Task prompt: According to the filing excerpt, how many shares of Common Stock did Summit Investors I, LLC sell?
**** Text block
222 BERKELEY STREET, 18TH FLOOR
BOSTON, MA02116
X
Summit Investors I, LLC
222 BERKELEY STREET, 18TH FLOOR
BOSTON, MA02116
X
Summit Investors I (UK), L.P.
222 BERKELEY STREET, 18TH FLOOR
BOSTON, MA02116
X
SUMMIT MASTER COMPANY, LLC
222 BERKELEY STREET, 18TH FLOOR
BOSTON, MA02116
X
CHUNG PETER Y
222 BERKELEY STREET, 18TH FLOOR
BOSTON, MA02116
X
COLLINS SCOTT C
222 BERKELEY STREET, 18TH FLOOR
BOSTON, MA02116
X
Signatures
/s/ Adam H. Hennessey, as attorney-in-fact for Summit Partners Growth Equity Fund VIII-A, L.P. 03/03/2023
Signature of Reporting Person Date
/s/ Adam H. Hennessey, as attorney-in-fact for Summit Partners Growth Equity Fund VIII-B, L.P. 03/03/2023
Signature of Reporting Person Date
/s/ Adam H. Hennessey, as attorney-in-fact for Summit Partners Entrepreneur Advisors Fund I, L.P. 03/03/2023
Signature of Reporting Person Date
/s/ Adam H. Hennessey, as attorney-in-fact for Summit Investors I, LLC 03/03/2023
Signature of Reporting Person Date
/s/ Adam H. Hennessey, as attorney-in-fact for Summit Investors I (UK), L.P. 03/03/2023
Signature of Reporting Person Date
/s/ Adam H. Hennessey, as attorney-in-fact for Summit Partners, L.P. 03/03/2023
Signature of Reporting Person Date
/s/ Adam H. Hennessey, as attorney-in-fact for Summit Master Company, LLC 03/03/2023
Signature of Reporting Person Date
/s/ Adam H. Hennessey, as attorney-in-fact for Peter Y. Chung 03/03/2023
Signature of Reporting Person Date
/s/ Adam H. Hennessey, as attorney-in-fact for Scott Collins 03/03/2023
Signature of Reporting Person Date
Explanation of Responses:
( 1 )Represents (i) 1,198,029 shares of Common Stock sold by Summit Partners Growth Equity Fund VIII-A, L.P., (ii) 437,666 shares of Common Stock sold by Summit Partners Growth Equity Fund VIII-B, L.P., (iii) 7,948 shares of Common Stock sold by Summit Partners Entrepreneur Advisors Fund I, L.P., (iv) 22,936 shares of Common Stock sold by Summit Investors I, LLC and (v) 2,473 shares of Common Stock sold by Summit Investors I (UK), L.P.
********
**** Listed entries
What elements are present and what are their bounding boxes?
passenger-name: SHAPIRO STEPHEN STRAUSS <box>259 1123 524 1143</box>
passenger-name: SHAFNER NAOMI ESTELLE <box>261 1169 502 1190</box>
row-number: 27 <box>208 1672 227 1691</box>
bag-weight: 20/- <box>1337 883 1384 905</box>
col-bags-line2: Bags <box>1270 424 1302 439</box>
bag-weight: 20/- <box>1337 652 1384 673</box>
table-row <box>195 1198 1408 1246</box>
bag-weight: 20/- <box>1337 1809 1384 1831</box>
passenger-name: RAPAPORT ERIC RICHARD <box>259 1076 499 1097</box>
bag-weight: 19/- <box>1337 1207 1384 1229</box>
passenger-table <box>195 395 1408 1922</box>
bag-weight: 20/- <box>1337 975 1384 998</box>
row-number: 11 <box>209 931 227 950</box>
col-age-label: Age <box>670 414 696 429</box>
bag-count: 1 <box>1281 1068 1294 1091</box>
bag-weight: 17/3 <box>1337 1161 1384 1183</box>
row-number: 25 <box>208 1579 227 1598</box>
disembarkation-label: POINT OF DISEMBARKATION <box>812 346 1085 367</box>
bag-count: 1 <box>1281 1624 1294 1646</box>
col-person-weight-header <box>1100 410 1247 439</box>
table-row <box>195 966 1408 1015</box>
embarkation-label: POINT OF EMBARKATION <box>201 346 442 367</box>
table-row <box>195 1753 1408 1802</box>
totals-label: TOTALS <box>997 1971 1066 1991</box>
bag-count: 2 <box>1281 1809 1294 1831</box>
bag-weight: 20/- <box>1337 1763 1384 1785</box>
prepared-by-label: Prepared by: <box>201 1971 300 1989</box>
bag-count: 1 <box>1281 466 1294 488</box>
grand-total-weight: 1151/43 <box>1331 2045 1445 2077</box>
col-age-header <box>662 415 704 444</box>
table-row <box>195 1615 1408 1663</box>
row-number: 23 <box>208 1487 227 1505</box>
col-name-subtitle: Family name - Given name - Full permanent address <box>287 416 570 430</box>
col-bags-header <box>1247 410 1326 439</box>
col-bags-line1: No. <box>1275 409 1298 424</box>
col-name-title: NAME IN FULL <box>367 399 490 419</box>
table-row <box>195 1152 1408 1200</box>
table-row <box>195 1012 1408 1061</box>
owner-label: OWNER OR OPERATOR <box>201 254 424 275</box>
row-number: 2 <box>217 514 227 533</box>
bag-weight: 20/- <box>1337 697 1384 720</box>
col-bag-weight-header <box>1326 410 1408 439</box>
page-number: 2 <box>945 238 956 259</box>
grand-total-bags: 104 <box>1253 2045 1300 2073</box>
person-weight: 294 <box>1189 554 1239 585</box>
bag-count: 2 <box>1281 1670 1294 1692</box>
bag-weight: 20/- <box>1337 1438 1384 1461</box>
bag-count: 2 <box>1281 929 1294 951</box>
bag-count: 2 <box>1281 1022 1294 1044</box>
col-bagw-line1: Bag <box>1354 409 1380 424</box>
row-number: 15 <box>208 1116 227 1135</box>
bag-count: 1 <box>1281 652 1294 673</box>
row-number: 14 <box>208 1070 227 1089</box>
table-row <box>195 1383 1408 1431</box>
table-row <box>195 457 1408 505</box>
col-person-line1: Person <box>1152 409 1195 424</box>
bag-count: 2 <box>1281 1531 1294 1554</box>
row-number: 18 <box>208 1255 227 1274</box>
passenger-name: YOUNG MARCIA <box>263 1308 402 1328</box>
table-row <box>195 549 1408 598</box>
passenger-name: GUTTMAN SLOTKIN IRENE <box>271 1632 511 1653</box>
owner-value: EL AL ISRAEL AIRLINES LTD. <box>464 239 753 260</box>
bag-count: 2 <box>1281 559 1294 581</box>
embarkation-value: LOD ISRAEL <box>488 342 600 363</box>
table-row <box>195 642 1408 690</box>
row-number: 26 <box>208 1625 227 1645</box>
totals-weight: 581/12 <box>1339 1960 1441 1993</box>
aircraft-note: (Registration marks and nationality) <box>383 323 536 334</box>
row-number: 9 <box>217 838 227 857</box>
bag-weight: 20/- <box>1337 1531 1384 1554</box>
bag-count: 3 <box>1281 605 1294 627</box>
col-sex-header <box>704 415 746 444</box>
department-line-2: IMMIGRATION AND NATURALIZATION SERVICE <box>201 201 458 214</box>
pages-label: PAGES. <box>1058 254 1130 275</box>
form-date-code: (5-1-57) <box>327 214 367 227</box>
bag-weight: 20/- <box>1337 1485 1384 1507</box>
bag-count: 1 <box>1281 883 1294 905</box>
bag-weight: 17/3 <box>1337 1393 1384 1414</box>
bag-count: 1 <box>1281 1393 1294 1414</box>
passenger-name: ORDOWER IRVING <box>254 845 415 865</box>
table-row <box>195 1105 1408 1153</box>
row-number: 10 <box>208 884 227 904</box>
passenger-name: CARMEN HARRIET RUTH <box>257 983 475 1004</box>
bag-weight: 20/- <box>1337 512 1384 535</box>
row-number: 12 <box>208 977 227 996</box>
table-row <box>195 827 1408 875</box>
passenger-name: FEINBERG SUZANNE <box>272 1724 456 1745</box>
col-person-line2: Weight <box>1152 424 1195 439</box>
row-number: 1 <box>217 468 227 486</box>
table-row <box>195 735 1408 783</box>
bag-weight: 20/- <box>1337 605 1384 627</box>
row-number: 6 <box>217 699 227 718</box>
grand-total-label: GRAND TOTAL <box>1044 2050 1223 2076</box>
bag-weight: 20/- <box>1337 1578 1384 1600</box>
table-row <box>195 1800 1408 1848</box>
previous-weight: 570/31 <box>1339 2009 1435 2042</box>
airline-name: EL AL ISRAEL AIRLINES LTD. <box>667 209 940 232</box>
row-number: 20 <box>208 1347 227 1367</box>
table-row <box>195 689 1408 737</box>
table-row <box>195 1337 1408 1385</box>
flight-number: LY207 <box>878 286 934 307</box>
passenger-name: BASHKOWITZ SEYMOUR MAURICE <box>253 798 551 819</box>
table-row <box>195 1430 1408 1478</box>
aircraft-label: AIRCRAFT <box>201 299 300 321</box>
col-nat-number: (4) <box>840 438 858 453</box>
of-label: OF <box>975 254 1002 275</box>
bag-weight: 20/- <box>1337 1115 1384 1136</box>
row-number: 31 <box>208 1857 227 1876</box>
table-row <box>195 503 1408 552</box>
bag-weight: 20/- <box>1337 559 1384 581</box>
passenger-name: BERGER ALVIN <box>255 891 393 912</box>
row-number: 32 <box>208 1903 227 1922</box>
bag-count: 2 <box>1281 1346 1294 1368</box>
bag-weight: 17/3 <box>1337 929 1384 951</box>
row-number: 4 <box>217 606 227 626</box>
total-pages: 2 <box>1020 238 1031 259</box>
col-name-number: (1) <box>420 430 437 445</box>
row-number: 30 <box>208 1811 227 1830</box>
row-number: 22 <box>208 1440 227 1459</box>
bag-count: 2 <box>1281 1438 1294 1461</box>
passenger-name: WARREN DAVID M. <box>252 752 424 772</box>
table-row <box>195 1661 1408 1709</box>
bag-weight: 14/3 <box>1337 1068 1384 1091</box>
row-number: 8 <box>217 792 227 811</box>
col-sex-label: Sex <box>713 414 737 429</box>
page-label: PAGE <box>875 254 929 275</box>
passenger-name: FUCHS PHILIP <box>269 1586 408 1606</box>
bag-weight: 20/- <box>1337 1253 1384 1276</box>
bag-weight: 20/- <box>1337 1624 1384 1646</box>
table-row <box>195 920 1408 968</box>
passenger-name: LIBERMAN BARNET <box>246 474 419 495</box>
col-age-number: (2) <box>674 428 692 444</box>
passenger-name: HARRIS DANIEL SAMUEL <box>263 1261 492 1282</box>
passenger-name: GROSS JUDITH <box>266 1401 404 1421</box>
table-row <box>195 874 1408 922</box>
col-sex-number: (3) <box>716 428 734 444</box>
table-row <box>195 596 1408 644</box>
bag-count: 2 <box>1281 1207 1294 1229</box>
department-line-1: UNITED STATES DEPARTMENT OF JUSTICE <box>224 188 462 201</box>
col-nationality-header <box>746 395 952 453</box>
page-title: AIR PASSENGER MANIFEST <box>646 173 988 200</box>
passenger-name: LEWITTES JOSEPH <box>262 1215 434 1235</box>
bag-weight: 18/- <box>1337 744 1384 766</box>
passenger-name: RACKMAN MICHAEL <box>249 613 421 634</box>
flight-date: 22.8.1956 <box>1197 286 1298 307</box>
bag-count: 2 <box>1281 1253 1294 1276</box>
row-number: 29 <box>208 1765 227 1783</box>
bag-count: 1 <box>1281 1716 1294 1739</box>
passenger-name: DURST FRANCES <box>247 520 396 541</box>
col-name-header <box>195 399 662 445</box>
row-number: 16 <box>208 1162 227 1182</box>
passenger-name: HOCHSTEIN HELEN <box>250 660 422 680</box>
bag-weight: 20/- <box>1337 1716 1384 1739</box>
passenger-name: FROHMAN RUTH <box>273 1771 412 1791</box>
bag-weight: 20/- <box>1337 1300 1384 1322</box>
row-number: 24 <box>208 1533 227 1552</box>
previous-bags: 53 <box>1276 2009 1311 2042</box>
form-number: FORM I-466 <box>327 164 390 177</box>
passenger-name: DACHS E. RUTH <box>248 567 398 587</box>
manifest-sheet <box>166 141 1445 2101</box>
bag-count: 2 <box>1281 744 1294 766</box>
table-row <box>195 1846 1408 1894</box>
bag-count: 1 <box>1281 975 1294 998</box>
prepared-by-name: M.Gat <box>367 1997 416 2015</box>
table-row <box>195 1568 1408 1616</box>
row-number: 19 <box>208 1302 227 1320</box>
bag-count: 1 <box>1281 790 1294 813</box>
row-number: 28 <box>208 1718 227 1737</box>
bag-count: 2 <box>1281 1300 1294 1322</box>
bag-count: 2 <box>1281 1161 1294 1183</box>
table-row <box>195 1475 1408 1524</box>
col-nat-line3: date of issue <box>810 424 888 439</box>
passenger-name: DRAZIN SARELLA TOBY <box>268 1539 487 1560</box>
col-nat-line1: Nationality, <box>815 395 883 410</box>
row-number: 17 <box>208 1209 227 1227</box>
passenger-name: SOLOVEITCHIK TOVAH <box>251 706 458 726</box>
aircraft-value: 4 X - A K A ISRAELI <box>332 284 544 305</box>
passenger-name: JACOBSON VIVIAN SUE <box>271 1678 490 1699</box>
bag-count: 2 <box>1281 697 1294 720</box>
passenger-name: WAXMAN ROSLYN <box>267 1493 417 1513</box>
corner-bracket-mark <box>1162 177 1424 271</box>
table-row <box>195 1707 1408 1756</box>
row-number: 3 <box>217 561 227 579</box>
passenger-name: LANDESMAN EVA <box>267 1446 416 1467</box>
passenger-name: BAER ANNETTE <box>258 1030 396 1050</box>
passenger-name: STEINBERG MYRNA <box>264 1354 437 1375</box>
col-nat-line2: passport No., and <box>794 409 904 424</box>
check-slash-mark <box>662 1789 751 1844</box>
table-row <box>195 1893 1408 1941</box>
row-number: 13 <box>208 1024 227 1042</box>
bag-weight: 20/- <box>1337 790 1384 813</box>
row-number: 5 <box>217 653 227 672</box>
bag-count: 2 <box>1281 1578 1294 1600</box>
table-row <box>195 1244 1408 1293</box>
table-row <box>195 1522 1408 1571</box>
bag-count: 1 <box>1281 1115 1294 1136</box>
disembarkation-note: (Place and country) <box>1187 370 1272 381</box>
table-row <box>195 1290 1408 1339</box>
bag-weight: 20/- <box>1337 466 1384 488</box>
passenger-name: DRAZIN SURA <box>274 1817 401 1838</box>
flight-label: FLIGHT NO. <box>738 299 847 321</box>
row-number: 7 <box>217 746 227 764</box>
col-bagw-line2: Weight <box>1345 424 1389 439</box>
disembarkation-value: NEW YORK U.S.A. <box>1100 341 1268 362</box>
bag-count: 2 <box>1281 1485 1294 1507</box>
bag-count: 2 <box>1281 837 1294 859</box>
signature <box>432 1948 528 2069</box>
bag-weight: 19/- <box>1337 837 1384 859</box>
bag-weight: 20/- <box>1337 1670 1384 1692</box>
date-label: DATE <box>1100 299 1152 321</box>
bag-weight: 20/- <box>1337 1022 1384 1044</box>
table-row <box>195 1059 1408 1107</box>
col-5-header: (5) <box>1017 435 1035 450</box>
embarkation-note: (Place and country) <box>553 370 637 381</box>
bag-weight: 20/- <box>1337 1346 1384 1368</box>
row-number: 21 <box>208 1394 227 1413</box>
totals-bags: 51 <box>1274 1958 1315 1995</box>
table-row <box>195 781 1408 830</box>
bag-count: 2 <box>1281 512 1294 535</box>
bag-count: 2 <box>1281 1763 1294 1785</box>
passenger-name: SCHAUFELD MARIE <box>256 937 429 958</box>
********
Result for this task: 22,936 shares